EXERCISE PROMPT: The answer is a single number: how many lines hold the string "ready".

# # # # # # #

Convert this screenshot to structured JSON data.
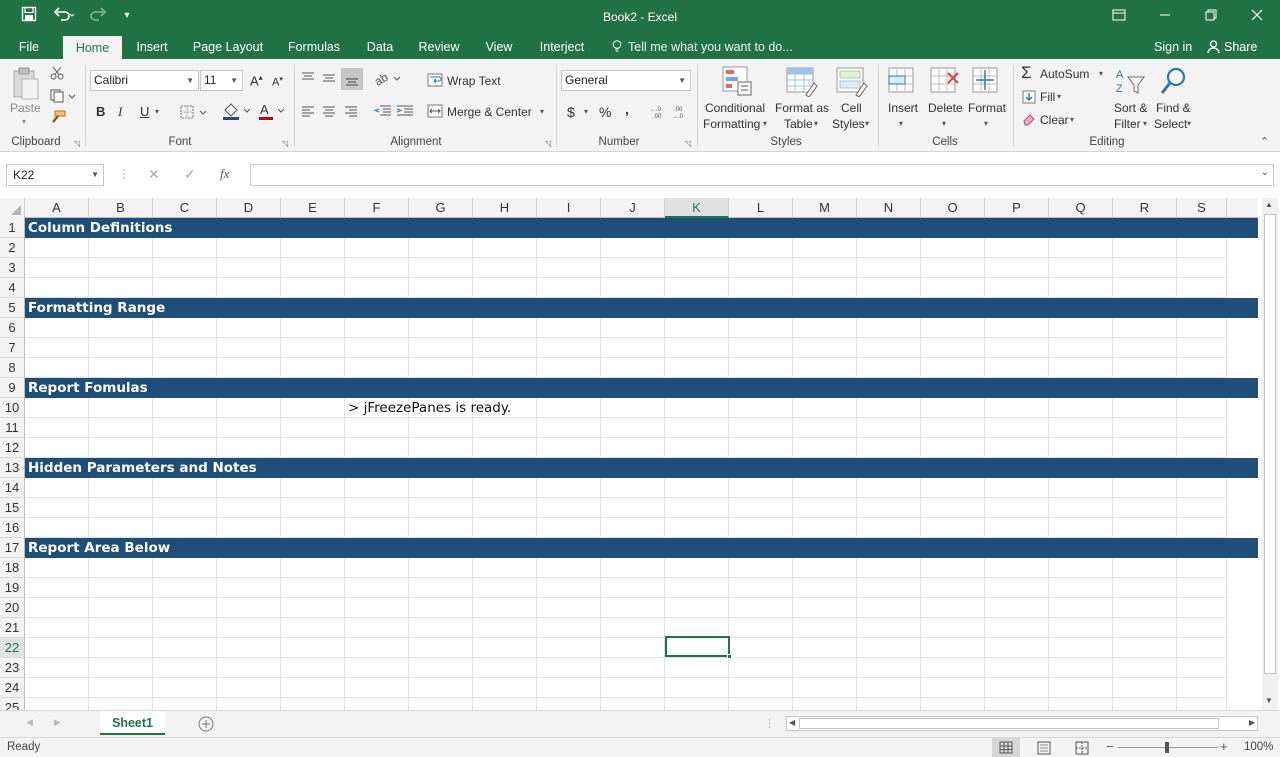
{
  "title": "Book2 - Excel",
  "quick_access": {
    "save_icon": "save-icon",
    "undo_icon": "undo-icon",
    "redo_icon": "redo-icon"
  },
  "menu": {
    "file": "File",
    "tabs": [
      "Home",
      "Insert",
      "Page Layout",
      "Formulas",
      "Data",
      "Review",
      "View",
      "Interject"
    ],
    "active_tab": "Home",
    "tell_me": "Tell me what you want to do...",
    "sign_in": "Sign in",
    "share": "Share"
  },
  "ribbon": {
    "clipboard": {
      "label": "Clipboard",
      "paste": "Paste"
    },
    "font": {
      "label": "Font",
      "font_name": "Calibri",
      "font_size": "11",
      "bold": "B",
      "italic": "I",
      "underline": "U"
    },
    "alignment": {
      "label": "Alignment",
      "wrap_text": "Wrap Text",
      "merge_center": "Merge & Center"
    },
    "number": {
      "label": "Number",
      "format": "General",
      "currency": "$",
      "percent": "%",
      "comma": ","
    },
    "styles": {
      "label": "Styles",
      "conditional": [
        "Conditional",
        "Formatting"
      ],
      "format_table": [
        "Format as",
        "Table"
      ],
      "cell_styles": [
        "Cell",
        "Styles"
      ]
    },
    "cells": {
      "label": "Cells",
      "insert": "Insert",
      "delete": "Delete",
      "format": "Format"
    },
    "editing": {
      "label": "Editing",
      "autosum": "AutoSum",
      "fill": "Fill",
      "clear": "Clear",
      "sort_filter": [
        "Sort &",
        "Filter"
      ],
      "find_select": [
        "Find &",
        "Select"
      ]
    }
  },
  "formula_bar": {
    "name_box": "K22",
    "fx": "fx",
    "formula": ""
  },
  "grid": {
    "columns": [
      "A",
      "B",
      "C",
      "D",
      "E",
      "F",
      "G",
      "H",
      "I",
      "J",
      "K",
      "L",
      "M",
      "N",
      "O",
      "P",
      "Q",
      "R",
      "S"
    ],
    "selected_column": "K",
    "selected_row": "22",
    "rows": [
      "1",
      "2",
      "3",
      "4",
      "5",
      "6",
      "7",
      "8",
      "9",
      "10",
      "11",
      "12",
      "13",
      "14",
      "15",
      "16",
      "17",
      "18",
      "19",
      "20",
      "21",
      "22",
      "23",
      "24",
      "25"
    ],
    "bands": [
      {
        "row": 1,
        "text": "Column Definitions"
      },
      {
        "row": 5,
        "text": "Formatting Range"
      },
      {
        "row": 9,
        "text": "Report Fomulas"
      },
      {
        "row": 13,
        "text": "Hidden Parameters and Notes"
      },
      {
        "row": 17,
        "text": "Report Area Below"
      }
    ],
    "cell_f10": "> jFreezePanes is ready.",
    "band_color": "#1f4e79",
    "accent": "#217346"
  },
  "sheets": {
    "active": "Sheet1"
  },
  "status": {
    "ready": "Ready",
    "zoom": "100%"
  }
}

# # # # # # #

TASK RESULT: 2